» **GIVEN PROBLEM**:
Wherever the string "Combien" occurs in a line of these records, report that line.

[Items from a data source]
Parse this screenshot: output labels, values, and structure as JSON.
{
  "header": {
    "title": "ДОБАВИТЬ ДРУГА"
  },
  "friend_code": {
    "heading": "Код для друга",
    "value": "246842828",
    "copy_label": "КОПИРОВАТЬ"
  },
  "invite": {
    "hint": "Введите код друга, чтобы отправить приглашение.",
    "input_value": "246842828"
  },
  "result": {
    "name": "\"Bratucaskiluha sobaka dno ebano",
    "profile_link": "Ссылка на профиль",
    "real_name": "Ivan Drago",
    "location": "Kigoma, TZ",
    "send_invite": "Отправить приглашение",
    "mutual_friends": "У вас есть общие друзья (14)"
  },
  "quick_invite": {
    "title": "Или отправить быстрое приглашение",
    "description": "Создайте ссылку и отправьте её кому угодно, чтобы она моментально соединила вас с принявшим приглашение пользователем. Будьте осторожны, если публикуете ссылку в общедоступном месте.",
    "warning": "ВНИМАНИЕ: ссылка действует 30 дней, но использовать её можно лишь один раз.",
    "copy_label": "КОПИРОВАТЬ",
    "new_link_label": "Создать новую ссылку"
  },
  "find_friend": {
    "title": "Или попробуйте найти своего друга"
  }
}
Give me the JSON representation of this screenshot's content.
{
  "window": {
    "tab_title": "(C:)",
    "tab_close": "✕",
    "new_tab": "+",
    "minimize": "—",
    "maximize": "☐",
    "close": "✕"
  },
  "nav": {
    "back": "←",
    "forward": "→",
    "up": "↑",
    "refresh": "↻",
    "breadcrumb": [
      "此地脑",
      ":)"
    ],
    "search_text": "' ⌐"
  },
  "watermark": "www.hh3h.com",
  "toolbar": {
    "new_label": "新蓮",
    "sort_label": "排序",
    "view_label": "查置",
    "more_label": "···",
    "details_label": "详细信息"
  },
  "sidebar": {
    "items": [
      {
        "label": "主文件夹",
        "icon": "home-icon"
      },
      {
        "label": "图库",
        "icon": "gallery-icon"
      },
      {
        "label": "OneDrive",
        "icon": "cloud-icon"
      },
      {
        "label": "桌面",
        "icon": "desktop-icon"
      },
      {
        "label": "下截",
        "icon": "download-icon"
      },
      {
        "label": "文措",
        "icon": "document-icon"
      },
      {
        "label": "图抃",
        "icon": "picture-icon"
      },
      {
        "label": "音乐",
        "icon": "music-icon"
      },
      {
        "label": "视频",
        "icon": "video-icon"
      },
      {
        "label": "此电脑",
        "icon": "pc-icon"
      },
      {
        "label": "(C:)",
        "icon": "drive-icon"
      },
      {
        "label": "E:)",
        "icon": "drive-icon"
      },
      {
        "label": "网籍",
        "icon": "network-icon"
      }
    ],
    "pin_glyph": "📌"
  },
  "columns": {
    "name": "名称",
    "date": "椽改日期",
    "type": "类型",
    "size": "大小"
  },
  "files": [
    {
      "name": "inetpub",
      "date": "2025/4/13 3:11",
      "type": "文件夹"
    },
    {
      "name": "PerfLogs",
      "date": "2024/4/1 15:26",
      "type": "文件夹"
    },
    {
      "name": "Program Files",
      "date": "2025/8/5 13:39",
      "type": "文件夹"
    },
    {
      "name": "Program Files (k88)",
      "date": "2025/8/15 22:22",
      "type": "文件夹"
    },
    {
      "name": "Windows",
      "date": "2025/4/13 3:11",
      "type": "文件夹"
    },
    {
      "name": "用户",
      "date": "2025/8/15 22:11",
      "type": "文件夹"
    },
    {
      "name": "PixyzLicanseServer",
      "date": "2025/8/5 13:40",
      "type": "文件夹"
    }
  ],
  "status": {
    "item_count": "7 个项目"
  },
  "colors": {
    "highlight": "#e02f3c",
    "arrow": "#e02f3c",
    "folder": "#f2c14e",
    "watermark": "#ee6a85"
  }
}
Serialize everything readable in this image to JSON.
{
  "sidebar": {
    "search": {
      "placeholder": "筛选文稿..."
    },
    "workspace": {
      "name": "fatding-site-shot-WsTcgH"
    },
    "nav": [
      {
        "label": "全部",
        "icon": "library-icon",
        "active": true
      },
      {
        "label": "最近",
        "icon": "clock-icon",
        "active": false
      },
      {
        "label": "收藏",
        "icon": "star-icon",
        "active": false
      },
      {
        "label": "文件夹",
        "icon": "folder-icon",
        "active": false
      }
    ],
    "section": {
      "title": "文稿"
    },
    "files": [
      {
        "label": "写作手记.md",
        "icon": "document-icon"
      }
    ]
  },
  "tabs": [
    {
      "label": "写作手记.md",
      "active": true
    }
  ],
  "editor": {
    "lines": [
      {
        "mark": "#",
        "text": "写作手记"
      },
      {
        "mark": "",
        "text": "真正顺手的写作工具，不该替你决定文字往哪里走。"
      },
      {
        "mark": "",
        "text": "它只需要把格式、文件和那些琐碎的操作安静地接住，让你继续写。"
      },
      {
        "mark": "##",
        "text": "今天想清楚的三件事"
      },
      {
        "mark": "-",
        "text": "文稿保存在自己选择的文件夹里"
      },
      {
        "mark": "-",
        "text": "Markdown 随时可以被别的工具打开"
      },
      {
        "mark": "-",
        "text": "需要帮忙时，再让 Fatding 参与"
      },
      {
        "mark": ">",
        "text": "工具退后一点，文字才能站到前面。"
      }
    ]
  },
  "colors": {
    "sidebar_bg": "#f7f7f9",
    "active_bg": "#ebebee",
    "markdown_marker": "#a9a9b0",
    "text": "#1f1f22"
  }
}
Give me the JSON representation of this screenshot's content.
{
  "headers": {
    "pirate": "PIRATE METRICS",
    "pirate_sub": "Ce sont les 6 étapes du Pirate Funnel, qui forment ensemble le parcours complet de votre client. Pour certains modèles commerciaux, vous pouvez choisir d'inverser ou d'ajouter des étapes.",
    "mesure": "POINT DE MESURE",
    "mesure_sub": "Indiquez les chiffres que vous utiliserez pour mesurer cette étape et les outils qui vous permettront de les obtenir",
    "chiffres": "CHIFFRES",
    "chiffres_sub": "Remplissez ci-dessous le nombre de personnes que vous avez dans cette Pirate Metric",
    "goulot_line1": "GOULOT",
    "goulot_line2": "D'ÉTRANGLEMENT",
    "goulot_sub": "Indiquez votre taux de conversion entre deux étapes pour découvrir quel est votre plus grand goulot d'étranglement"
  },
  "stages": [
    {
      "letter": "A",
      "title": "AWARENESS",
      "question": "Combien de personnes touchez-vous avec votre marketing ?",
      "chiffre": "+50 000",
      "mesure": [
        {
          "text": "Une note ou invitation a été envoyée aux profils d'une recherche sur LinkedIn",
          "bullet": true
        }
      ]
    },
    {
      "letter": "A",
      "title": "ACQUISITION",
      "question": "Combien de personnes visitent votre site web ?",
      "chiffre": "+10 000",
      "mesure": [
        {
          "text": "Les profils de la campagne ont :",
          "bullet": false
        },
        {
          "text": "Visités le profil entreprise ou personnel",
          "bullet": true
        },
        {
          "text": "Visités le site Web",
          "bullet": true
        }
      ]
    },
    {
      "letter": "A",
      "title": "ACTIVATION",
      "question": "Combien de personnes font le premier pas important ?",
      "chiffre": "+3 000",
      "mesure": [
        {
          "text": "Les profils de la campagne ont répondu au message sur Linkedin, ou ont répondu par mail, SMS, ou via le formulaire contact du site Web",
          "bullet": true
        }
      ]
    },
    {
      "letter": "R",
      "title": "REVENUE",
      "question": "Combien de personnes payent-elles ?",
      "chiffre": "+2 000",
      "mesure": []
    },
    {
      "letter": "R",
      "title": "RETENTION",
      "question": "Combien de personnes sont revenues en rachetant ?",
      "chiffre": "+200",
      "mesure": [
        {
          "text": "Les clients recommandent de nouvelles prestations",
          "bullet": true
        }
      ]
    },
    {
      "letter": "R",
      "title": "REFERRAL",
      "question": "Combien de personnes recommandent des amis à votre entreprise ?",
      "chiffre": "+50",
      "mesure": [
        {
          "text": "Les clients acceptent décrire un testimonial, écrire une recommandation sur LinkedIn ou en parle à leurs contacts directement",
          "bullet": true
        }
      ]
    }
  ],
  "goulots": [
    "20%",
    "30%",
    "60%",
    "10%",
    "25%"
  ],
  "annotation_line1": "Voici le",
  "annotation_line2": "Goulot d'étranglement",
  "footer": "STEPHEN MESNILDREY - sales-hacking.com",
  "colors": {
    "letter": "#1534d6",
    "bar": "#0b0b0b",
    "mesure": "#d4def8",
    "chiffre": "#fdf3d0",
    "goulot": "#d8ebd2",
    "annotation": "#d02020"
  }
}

» **SOLVED EXERCISE**:
      "question": "Combien de personnes touchez-vous avec votre marketing ?",
      "question": "Combien de personnes visitent votre site web ?",
      "question": "Combien de personnes font le premier pas important ?",
      "question": "Combien de personnes payent-elles ?",
      "question": "Combien de personnes sont revenues en rachetant ?",
      "question": "Combien de personnes recommandent des amis à votre entreprise ?",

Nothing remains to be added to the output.